## Task description
Can you copy out each line of the entries below with no changes at all?

Dataset rows:
>>>
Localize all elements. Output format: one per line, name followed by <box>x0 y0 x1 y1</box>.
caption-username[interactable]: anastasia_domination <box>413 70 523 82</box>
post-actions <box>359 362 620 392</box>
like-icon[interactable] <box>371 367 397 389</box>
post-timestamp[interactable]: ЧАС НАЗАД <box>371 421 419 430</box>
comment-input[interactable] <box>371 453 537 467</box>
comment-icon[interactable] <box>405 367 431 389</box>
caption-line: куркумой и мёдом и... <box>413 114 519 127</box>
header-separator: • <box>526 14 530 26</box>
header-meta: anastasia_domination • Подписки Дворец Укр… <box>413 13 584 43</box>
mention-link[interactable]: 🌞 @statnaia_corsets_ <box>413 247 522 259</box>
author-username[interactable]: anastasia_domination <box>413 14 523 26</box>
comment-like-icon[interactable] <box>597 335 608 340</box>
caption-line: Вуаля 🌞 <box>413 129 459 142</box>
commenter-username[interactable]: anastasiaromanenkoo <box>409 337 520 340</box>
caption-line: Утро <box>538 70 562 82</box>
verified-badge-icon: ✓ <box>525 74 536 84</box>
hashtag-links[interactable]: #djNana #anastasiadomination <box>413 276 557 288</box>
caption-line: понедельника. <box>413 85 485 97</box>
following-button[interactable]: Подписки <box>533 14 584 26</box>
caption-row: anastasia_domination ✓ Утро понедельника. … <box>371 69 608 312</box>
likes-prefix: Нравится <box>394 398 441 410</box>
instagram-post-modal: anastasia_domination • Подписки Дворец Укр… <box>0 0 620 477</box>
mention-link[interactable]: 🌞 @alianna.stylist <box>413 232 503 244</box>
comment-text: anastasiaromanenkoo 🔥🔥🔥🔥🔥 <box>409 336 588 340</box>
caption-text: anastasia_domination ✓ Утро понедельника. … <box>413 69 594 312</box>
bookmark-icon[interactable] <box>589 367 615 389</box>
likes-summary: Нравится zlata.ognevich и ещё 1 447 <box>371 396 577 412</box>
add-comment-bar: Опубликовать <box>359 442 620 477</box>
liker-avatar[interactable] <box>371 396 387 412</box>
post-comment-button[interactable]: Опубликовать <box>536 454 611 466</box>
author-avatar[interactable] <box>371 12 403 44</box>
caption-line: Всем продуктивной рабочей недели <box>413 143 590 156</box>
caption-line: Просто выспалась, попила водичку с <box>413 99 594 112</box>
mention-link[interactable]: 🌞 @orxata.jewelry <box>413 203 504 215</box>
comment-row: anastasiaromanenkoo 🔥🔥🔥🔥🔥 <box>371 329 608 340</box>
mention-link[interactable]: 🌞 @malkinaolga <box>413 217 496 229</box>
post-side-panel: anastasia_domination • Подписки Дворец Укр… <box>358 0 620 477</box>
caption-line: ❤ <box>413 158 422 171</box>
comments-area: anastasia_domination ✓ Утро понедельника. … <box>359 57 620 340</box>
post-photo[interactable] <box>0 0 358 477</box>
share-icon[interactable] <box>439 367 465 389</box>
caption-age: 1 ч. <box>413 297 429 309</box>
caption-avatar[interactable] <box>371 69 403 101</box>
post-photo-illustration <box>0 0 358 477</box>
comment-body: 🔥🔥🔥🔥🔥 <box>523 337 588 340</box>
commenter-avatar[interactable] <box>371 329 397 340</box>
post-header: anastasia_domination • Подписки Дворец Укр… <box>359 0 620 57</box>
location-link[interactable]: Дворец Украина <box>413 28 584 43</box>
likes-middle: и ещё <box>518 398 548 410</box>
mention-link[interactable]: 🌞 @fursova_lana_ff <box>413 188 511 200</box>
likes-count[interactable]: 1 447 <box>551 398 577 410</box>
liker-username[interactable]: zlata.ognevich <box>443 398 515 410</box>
<<<
## Solution to this task
Localize all elements. Output format: one per line, name followed by <box>x0 y0 x1 y1</box>.
caption-username[interactable]: anastasia_domination <box>413 70 523 82</box>
post-actions <box>359 362 620 392</box>
like-icon[interactable] <box>371 367 397 389</box>
post-timestamp[interactable]: ЧАС НАЗАД <box>371 421 419 430</box>
comment-input[interactable] <box>371 453 537 467</box>
comment-icon[interactable] <box>405 367 431 389</box>
caption-line: куркумой и мёдом и... <box>413 114 519 127</box>
header-separator: • <box>526 14 530 26</box>
header-meta: anastasia_domination • Подписки Дворец Укр… <box>413 13 584 43</box>
mention-link[interactable]: 🌞 @statnaia_corsets_ <box>413 247 522 259</box>
author-username[interactable]: anastasia_domination <box>413 14 523 26</box>
comment-like-icon[interactable] <box>597 335 608 340</box>
caption-line: Вуаля 🌞 <box>413 129 459 142</box>
commenter-username[interactable]: anastasiaromanenkoo <box>409 337 520 340</box>
caption-line: Утро <box>538 70 562 82</box>
verified-badge-icon: ✓ <box>525 74 536 84</box>
hashtag-links[interactable]: #djNana #anastasiadomination <box>413 276 557 288</box>
caption-line: понедельника. <box>413 85 485 97</box>
following-button[interactable]: Подписки <box>533 14 584 26</box>
caption-row: anastasia_domination ✓ Утро понедельника. … <box>371 69 608 312</box>
likes-prefix: Нравится <box>394 398 441 410</box>
instagram-post-modal: anastasia_domination • Подписки Дворец Укр… <box>0 0 620 477</box>
mention-link[interactable]: 🌞 @alianna.stylist <box>413 232 503 244</box>
comment-text: anastasiaromanenkoo 🔥🔥🔥🔥🔥 <box>409 336 588 340</box>
caption-text: anastasia_domination ✓ Утро понедельника. … <box>413 69 594 312</box>
bookmark-icon[interactable] <box>589 367 615 389</box>
likes-summary: Нравится zlata.ognevich и ещё 1 447 <box>371 396 577 412</box>
add-comment-bar: Опубликовать <box>359 442 620 477</box>
liker-avatar[interactable] <box>371 396 387 412</box>
post-comment-button[interactable]: Опубликовать <box>536 454 611 466</box>
author-avatar[interactable] <box>371 12 403 44</box>
caption-line: Всем продуктивной рабочей недели <box>413 143 590 156</box>
caption-line: Просто выспалась, попила водичку с <box>413 99 594 112</box>
mention-link[interactable]: 🌞 @orxata.jewelry <box>413 203 504 215</box>
comment-row: anastasiaromanenkoo 🔥🔥🔥🔥🔥 <box>371 329 608 340</box>
mention-link[interactable]: 🌞 @malkinaolga <box>413 217 496 229</box>
post-side-panel: anastasia_domination • Подписки Дворец Укр… <box>358 0 620 477</box>
caption-line: ❤ <box>413 158 422 171</box>
comments-area: anastasia_domination ✓ Утро понедельника. … <box>359 57 620 340</box>
post-photo[interactable] <box>0 0 358 477</box>
share-icon[interactable] <box>439 367 465 389</box>
caption-age: 1 ч. <box>413 297 429 309</box>
caption-avatar[interactable] <box>371 69 403 101</box>
post-photo-illustration <box>0 0 358 477</box>
comment-body: 🔥🔥🔥🔥🔥 <box>523 337 588 340</box>
commenter-avatar[interactable] <box>371 329 397 340</box>
post-header: anastasia_domination • Подписки Дворец Укр… <box>359 0 620 57</box>
location-link[interactable]: Дворец Украина <box>413 28 584 43</box>
likes-middle: и ещё <box>518 398 548 410</box>
mention-link[interactable]: 🌞 @fursova_lana_ff <box>413 188 511 200</box>
likes-count[interactable]: 1 447 <box>551 398 577 410</box>
liker-username[interactable]: zlata.ognevich <box>443 398 515 410</box>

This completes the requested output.